**REQUIRED ACTION**
Answer these questions about the extract describing the lake, the creek and the country bridge:
1. What bird does the writer see over the open expanse?
2. What colors have the rushes, grasses and cattails turned?
3. What are the clouds compared to?

**EXTRACT TO READ**
------------------------------------
You become transfixed and enchanted.

It’s not a time for conversation, camaraderie or interaction. No story or joke telling, no mundane conversation about the weather, sports of current affairs.

Nothing.

Not a single word.

It’s kind of strange, but it’s about listening to the nothingness, except whatever nature decides to provide. Though it is a trite expression, “silence is golden.”

Meanwhile, there is a great deal of inner renewal taking place that I don’t fully understand, though I certainly can attest to its power though, along with its reliability.

The walk from the lake to my vehicle isn’t far.

I drive to another place I like to visit.

This place is an incredible wide-open space that is home to a small creek that meanders along its bottom. The rushes, grasses and cattails have all turned brown, beige and yellow by the time I arrive.

The stream here is crossed by a narrow two-lane blacktop road, the same one I drove on to get here. I see a gray jay floating like a forest sprite or angel out over part of the open expanse.

I stop here for a short time, but I don’t stay long because I presume the possibility of other vehicles to drive past along the road is relatively high – or at least too high for my liking today.

Instead, I stop for a longer time at a country bridge situated along a gray graveled road over a small and quiet creek that like the lake earlier appears black and reflects the skies above.

The skies now are threatening rain and snow. The clouds are grayish-white and balled up like dirty cotton.

I have often stopped at this place to admire the form of the creek as it turns in a big bend toward the horizon. Evergreens stand tall along the riverbanks and the watercourse is wide and breathy.
------------------------------------
**Document layout analysis material**

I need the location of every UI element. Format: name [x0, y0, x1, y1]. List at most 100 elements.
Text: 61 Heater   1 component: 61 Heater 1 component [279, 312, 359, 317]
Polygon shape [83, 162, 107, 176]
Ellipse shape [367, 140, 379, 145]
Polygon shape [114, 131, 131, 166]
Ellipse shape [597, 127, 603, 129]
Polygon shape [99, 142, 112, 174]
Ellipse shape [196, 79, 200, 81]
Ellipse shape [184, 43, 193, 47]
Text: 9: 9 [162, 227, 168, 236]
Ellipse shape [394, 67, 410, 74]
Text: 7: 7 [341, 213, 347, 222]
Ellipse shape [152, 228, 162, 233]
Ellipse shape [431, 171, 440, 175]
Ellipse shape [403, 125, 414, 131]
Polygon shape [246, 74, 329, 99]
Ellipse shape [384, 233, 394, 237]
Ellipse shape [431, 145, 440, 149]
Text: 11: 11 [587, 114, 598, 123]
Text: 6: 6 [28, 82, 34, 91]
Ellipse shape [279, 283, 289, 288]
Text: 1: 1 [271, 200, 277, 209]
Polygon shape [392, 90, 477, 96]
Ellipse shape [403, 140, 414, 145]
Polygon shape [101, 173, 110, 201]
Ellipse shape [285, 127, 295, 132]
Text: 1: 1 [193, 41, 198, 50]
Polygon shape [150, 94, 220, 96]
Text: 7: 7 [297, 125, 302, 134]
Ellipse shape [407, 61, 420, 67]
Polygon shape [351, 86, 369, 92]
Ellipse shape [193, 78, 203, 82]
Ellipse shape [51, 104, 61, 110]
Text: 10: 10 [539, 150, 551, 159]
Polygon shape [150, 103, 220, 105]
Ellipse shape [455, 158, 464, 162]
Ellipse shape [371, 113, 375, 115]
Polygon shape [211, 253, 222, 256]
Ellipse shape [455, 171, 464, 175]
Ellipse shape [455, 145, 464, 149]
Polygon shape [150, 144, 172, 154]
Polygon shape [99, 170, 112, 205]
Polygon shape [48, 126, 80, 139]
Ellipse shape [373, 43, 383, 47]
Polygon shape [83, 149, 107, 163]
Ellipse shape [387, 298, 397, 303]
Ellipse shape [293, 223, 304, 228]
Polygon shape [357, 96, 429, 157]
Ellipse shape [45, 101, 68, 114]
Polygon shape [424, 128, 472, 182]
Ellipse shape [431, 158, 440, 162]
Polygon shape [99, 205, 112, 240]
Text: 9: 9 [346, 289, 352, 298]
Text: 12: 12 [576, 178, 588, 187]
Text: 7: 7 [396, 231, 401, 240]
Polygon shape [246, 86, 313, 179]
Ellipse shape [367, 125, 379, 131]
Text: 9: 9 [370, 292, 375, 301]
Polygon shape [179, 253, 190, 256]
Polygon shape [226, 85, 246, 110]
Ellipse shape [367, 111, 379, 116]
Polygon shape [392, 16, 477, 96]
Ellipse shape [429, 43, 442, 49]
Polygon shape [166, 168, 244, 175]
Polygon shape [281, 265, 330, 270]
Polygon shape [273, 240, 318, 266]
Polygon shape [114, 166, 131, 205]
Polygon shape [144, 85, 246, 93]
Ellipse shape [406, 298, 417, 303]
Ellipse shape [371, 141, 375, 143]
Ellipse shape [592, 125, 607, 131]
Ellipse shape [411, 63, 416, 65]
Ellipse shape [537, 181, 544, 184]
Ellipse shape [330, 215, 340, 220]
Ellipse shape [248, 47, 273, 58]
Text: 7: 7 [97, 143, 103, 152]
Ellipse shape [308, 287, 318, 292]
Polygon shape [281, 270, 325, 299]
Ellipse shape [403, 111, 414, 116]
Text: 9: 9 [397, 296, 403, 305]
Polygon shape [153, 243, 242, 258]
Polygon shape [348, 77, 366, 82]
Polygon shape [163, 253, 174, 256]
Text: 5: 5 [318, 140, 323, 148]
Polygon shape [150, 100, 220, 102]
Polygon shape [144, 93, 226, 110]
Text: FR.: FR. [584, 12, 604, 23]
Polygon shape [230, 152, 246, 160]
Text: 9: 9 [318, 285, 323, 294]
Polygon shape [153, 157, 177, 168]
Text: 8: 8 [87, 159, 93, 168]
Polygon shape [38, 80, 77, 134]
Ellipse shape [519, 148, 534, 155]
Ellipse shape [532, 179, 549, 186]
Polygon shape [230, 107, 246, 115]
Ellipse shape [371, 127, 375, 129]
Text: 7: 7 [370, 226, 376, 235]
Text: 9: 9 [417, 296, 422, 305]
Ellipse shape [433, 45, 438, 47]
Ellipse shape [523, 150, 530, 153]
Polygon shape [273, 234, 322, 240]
------------------------------------
**TASK SOLUTION**
1. A gray jay.
2. Brown, beige and yellow.
3. Dirty cotton.